### MATERIAL FOR THE TASK
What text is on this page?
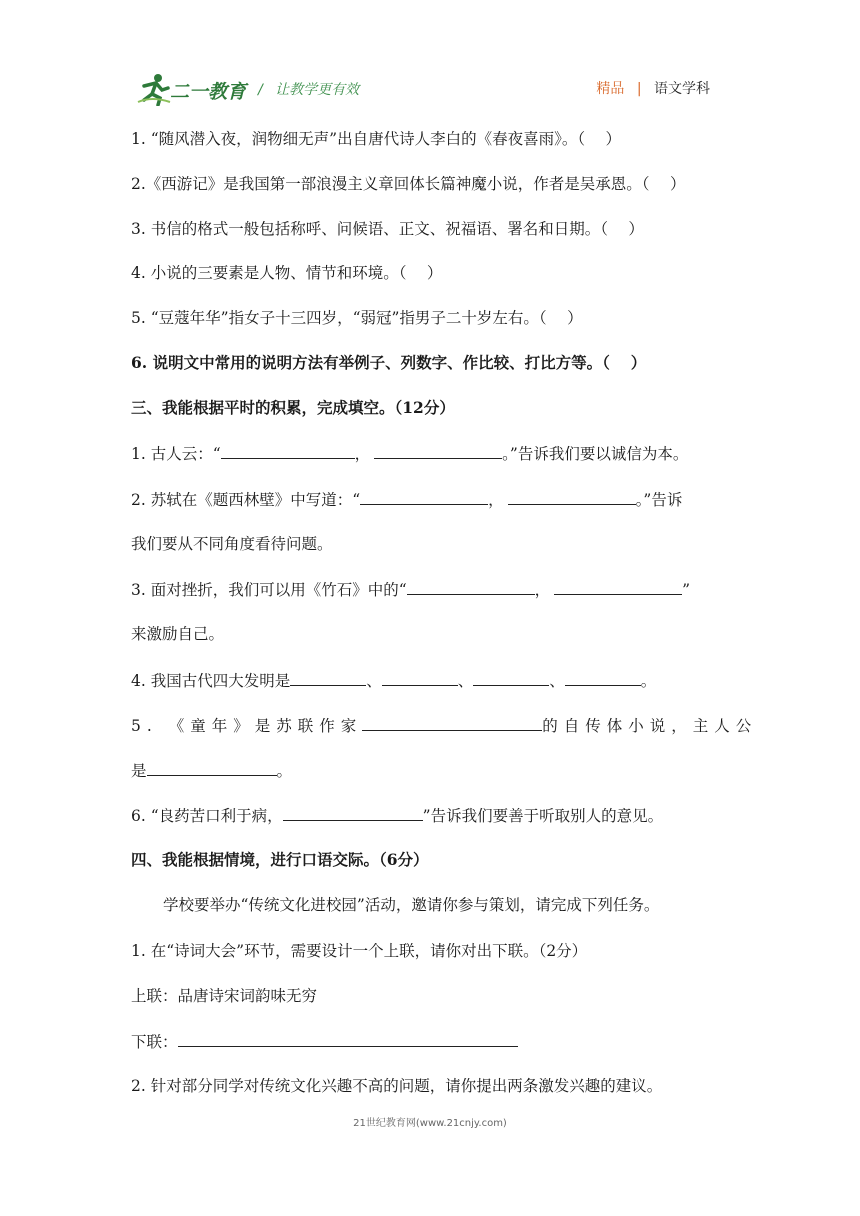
二一教育 / 让教学更有效	精品 | 语文学科
1. “随风潜入夜，润物细无声”出自唐代诗人李白的《春夜喜雨》。（　 ）
2.《西游记》是我国第一部浪漫主义章回体长篇神魔小说，作者是吴承恩。（　 ）
3. 书信的格式一般包括称呼、问候语、正文、祝福语、署名和日期。（　 ）
4. 小说的三要素是人物、情节和环境。（　 ）
5. “豆蔻年华”指女子十三四岁，“弱冠”指男子二十岁左右。（　 ）
6. 说明文中常用的说明方法有举例子、列数字、作比较、打比方等。（　 ）
三、我能根据平时的积累，完成填空。（12分）
1. 古人云：“	，	。”告诉我们要以诚信为本。
2. 苏轼在《题西林壁》中写道：“	，	。”告诉
我们要从不同角度看待问题。
3. 面对挫折，我们可以用《竹石》中的“	，	”
来激励自己。
4. 我国古代四大发明是	、	、	、	。
5. 《童年》是苏联作家	的自传体小说，主人公
是	。
6. “良药苦口利于病，	”告诉我们要善于听取别人的意见。
四、我能根据情境，进行口语交际。（6分）
学校要举办“传统文化进校园”活动，邀请你参与策划，请完成下列任务。
1. 在“诗词大会”环节，需要设计一个上联，请你对出下联。（2分）
上联：品唐诗宋词韵味无穷
下联：
2. 针对部分同学对传统文化兴趣不高的问题，请你提出两条激发兴趣的建议。
21世纪教育网(www.21cnjy.com)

### EXERCISE DESCRIPTION
All the records above need to be given again word for word. Skip the pictures.

### ANSWER IN FULL
What text is on this page?
二一教育 / 让教学更有效	精品 | 语文学科
1. “随风潜入夜，润物细无声”出自唐代诗人李白的《春夜喜雨》。（　 ）
2.《西游记》是我国第一部浪漫主义章回体长篇神魔小说，作者是吴承恩。（　 ）
3. 书信的格式一般包括称呼、问候语、正文、祝福语、署名和日期。（　 ）
4. 小说的三要素是人物、情节和环境。（　 ）
5. “豆蔻年华”指女子十三四岁，“弱冠”指男子二十岁左右。（　 ）
6. 说明文中常用的说明方法有举例子、列数字、作比较、打比方等。（　 ）
三、我能根据平时的积累，完成填空。（12分）
1. 古人云：“	，	。”告诉我们要以诚信为本。
2. 苏轼在《题西林壁》中写道：“	，	。”告诉
我们要从不同角度看待问题。
3. 面对挫折，我们可以用《竹石》中的“	，	”
来激励自己。
4. 我国古代四大发明是	、	、	、	。
5. 《童年》是苏联作家	的自传体小说，主人公
是	。
6. “良药苦口利于病，	”告诉我们要善于听取别人的意见。
四、我能根据情境，进行口语交际。（6分）
学校要举办“传统文化进校园”活动，邀请你参与策划，请完成下列任务。
1. 在“诗词大会”环节，需要设计一个上联，请你对出下联。（2分）
上联：品唐诗宋词韵味无穷
下联：
2. 针对部分同学对传统文化兴趣不高的问题，请你提出两条激发兴趣的建议。
21世纪教育网(www.21cnjy.com)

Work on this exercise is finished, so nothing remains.